Set task:
Extract the lines that hold the string "Forecast".

Supplied data:
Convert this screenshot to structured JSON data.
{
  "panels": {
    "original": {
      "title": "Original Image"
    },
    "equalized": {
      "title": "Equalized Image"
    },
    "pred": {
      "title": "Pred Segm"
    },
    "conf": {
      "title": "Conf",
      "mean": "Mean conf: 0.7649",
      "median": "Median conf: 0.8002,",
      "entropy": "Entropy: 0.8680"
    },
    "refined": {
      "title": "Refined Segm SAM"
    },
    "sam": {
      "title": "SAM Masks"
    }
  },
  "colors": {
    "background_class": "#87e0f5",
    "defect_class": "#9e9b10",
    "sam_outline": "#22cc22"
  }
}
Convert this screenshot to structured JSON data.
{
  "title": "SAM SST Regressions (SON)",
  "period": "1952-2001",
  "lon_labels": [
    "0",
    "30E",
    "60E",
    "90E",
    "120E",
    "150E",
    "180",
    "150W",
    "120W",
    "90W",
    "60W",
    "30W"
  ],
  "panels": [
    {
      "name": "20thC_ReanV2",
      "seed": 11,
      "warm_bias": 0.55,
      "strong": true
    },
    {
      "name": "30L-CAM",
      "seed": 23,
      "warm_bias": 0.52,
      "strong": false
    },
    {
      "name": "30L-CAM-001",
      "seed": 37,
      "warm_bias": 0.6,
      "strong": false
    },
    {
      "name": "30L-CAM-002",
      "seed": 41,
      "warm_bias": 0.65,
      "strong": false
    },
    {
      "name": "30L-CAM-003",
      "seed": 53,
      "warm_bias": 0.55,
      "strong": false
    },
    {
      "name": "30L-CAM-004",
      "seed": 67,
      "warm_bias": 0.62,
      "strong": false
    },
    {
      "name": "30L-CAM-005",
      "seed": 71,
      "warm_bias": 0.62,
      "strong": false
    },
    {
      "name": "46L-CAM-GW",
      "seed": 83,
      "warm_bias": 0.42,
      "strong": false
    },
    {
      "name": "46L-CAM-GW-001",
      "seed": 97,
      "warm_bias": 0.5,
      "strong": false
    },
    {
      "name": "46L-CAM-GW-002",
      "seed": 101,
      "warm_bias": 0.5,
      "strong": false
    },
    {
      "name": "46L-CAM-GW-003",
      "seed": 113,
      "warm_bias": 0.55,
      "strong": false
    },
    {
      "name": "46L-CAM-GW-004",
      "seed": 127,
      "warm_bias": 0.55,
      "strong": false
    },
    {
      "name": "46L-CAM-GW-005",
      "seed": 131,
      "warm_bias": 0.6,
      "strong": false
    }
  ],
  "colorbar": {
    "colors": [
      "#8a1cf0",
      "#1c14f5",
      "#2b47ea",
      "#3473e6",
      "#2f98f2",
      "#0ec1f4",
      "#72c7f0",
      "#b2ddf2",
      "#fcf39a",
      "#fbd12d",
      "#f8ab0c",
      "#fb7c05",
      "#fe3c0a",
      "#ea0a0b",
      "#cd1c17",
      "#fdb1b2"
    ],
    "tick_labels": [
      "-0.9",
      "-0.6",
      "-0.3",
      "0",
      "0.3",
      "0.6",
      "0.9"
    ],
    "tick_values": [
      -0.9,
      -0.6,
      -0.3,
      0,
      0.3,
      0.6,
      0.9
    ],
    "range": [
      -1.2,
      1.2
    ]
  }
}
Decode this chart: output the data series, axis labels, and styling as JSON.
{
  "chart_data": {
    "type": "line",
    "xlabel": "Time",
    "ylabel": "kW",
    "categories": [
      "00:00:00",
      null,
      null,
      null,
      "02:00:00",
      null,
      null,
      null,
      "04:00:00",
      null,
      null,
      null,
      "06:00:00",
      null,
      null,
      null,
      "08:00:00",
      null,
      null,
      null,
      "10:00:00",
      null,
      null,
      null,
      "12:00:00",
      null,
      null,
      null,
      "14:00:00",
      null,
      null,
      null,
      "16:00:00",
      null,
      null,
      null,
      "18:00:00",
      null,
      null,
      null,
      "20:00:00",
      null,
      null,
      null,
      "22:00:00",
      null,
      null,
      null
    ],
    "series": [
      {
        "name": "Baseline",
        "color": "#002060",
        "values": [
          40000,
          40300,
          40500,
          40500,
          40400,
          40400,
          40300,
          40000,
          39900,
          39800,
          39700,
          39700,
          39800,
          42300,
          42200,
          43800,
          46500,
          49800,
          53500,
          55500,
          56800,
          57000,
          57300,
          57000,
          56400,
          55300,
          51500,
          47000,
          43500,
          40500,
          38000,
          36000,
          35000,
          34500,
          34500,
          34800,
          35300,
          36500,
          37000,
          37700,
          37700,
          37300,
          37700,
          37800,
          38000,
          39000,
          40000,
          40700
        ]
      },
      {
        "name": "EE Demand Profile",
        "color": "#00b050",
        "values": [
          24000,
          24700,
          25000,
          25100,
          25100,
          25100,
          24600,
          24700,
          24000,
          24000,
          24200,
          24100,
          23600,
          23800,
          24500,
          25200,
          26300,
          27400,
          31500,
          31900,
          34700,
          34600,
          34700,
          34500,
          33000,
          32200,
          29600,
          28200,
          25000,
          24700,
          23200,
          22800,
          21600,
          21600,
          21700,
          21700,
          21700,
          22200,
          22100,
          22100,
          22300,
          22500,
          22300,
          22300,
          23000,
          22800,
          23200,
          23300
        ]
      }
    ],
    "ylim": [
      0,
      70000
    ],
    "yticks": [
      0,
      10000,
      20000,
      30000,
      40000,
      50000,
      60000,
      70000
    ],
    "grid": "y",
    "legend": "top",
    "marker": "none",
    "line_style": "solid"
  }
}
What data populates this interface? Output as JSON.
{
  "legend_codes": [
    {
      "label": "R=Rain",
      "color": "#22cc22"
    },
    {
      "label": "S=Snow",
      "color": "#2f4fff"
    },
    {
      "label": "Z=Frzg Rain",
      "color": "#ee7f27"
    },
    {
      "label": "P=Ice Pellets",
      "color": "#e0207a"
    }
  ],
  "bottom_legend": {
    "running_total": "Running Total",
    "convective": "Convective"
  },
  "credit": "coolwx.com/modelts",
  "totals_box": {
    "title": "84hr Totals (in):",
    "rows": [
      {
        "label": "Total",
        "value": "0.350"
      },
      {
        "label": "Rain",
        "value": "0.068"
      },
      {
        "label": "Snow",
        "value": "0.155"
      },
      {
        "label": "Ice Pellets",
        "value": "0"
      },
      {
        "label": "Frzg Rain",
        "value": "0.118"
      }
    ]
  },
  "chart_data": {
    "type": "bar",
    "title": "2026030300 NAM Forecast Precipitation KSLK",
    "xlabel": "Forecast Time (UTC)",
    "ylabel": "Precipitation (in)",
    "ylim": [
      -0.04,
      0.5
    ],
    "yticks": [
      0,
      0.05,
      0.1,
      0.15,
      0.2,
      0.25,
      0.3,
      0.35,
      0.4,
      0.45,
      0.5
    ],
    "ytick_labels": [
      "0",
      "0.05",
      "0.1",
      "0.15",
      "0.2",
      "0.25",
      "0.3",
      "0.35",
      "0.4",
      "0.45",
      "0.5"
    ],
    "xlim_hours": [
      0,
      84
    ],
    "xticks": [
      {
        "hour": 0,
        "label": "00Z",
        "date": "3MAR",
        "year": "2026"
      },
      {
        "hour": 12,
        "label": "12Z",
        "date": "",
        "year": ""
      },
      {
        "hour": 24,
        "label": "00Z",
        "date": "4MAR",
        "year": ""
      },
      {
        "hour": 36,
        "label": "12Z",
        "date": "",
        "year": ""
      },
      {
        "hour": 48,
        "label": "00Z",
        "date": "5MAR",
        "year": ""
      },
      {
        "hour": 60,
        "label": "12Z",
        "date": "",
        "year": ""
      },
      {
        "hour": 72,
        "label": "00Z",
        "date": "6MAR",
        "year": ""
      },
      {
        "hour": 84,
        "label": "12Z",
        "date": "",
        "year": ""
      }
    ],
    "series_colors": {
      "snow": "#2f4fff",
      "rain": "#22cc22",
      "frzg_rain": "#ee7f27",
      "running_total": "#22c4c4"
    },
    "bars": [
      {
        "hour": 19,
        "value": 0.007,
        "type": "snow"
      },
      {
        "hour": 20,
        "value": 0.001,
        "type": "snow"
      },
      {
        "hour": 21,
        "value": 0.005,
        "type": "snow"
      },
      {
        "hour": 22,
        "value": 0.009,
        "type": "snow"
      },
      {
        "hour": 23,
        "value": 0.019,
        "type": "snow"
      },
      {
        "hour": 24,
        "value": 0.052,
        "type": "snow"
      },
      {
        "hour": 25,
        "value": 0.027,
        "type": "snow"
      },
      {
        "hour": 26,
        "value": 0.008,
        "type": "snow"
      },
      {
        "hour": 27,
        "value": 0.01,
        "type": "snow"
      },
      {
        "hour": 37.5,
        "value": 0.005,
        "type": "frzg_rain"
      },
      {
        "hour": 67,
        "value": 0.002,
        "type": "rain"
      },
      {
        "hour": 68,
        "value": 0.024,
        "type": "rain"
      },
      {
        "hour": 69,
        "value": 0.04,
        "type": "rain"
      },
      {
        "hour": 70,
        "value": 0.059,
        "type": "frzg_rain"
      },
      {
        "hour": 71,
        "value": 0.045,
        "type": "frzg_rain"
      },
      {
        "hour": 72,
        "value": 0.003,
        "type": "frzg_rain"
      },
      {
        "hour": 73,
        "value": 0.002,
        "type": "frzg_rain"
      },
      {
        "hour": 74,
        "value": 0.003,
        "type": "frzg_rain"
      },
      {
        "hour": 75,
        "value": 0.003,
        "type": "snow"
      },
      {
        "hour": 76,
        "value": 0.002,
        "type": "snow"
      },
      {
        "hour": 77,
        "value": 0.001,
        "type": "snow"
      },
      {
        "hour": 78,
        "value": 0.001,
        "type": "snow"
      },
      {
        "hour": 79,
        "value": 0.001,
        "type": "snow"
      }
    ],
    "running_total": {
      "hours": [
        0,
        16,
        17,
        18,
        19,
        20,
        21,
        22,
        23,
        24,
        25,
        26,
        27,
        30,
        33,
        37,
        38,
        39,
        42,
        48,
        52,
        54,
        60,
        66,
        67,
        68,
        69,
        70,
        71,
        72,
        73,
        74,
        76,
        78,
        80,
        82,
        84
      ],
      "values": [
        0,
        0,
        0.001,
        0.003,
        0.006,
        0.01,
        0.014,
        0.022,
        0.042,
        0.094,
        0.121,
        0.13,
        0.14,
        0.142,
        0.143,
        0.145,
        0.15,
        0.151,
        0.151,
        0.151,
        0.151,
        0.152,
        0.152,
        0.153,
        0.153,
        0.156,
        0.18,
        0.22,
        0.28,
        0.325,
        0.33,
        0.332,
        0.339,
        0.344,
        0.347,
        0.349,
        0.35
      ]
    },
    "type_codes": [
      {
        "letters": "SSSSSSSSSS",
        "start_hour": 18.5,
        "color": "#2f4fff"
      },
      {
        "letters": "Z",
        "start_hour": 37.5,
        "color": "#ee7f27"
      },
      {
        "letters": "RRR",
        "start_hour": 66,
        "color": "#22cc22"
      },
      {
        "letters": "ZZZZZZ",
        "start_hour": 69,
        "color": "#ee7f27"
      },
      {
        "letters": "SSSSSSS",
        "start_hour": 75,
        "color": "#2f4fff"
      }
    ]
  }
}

Output of the exercise:
    "title": "2026030300 NAM Forecast Precipitation KSLK",
    "xlabel": "Forecast Time (UTC)",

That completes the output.